Task instructions
Leave out the pictures and copy every record exactly.

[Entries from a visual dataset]
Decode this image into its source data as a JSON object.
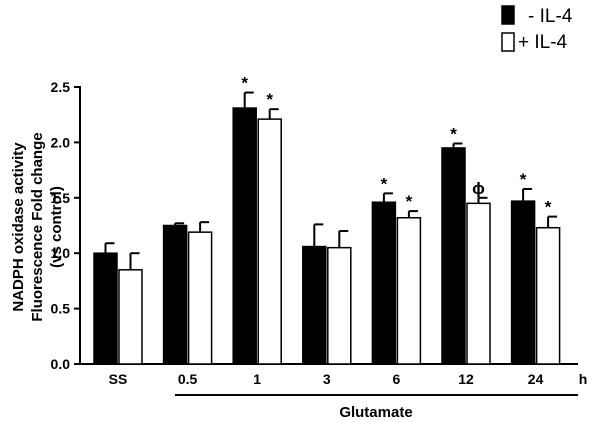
{
  "chart_data": {
    "type": "bar",
    "title": "",
    "ylabel_lines": [
      "NADPH oxidase activity",
      "Fluorescence Fold change",
      "(vs control)"
    ],
    "xlabel": "",
    "x_unit": "h",
    "group_label": "Glutamate",
    "categories": [
      "SS",
      "0.5",
      "1",
      "3",
      "6",
      "12",
      "24"
    ],
    "ylim": [
      0.0,
      2.5
    ],
    "yticks": [
      "0.0",
      "0.5",
      "1.0",
      "1.5",
      "2.0",
      "2.5"
    ],
    "grid": false,
    "legend_position": "top-right",
    "series": [
      {
        "name": "-  IL-4",
        "color": "#000000",
        "values": [
          1.0,
          1.25,
          2.31,
          1.06,
          1.46,
          1.95,
          1.47
        ],
        "errors": [
          0.09,
          0.02,
          0.14,
          0.2,
          0.08,
          0.04,
          0.11
        ],
        "annotations": [
          "",
          "",
          "*",
          "",
          "*",
          "*",
          "*"
        ]
      },
      {
        "name": "+ IL-4",
        "color": "#ffffff",
        "values": [
          0.85,
          1.19,
          2.21,
          1.05,
          1.32,
          1.45,
          1.23
        ],
        "errors": [
          0.15,
          0.09,
          0.09,
          0.15,
          0.06,
          0.05,
          0.1
        ],
        "annotations": [
          "",
          "",
          "*",
          "",
          "*",
          "ϕ",
          "*"
        ]
      }
    ]
  }
}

Response below
Decode this image into its source data as a JSON object.
{
  "chart_data": {
    "type": "bar",
    "title": "",
    "ylabel_lines": [
      "NADPH oxidase activity",
      "Fluorescence Fold change",
      "(vs control)"
    ],
    "xlabel": "",
    "x_unit": "h",
    "group_label": "Glutamate",
    "categories": [
      "SS",
      "0.5",
      "1",
      "3",
      "6",
      "12",
      "24"
    ],
    "ylim": [
      0.0,
      2.5
    ],
    "yticks": [
      "0.0",
      "0.5",
      "1.0",
      "1.5",
      "2.0",
      "2.5"
    ],
    "grid": false,
    "legend_position": "top-right",
    "series": [
      {
        "name": "-  IL-4",
        "color": "#000000",
        "values": [
          1.0,
          1.25,
          2.31,
          1.06,
          1.46,
          1.95,
          1.47
        ],
        "errors": [
          0.09,
          0.02,
          0.14,
          0.2,
          0.08,
          0.04,
          0.11
        ],
        "annotations": [
          "",
          "",
          "*",
          "",
          "*",
          "*",
          "*"
        ]
      },
      {
        "name": "+ IL-4",
        "color": "#ffffff",
        "values": [
          0.85,
          1.19,
          2.21,
          1.05,
          1.32,
          1.45,
          1.23
        ],
        "errors": [
          0.15,
          0.09,
          0.09,
          0.15,
          0.06,
          0.05,
          0.1
        ],
        "annotations": [
          "",
          "",
          "*",
          "",
          "*",
          "ϕ",
          "*"
        ]
      }
    ]
  }
}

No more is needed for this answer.